Records from a collection:
--*--

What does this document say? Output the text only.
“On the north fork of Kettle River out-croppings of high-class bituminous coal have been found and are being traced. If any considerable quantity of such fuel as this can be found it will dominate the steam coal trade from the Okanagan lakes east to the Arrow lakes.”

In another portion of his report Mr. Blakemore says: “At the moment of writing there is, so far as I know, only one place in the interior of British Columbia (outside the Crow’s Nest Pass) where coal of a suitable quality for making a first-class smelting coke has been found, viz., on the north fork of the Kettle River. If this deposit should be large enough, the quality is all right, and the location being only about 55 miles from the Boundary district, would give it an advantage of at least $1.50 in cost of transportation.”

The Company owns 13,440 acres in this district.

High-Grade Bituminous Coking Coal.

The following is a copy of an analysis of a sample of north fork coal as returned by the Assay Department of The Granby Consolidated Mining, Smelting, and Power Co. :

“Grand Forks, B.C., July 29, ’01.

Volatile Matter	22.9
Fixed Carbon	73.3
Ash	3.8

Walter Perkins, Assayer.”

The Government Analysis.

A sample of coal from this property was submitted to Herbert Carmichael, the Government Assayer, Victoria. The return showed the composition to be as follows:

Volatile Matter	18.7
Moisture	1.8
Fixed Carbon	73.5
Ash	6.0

--*--

Your task ->
Write the entries above out again, unchanged and complete.

Written response ->
What does this document say? Output the text only.
“On the north fork of Kettle River out-croppings of high-class bituminous coal have been found and are being traced. If any considerable quantity of such fuel as this can be found it will dominate the steam coal trade from the Okanagan lakes east to the Arrow lakes.”

In another portion of his report Mr. Blakemore says: “At the moment of writing there is, so far as I know, only one place in the interior of British Columbia (outside the Crow’s Nest Pass) where coal of a suitable quality for making a first-class smelting coke has been found, viz., on the north fork of the Kettle River. If this deposit should be large enough, the quality is all right, and the location being only about 55 miles from the Boundary district, would give it an advantage of at least $1.50 in cost of transportation.”

The Company owns 13,440 acres in this district.

High-Grade Bituminous Coking Coal.

The following is a copy of an analysis of a sample of north fork coal as returned by the Assay Department of The Granby Consolidated Mining, Smelting, and Power Co. :

“Grand Forks, B.C., July 29, ’01.

Volatile Matter	22.9
Fixed Carbon	73.3
Ash	3.8

Walter Perkins, Assayer.”

The Government Analysis.

A sample of coal from this property was submitted to Herbert Carmichael, the Government Assayer, Victoria. The return showed the composition to be as follows:

Volatile Matter	18.7
Moisture	1.8
Fixed Carbon	73.5
Ash	6.0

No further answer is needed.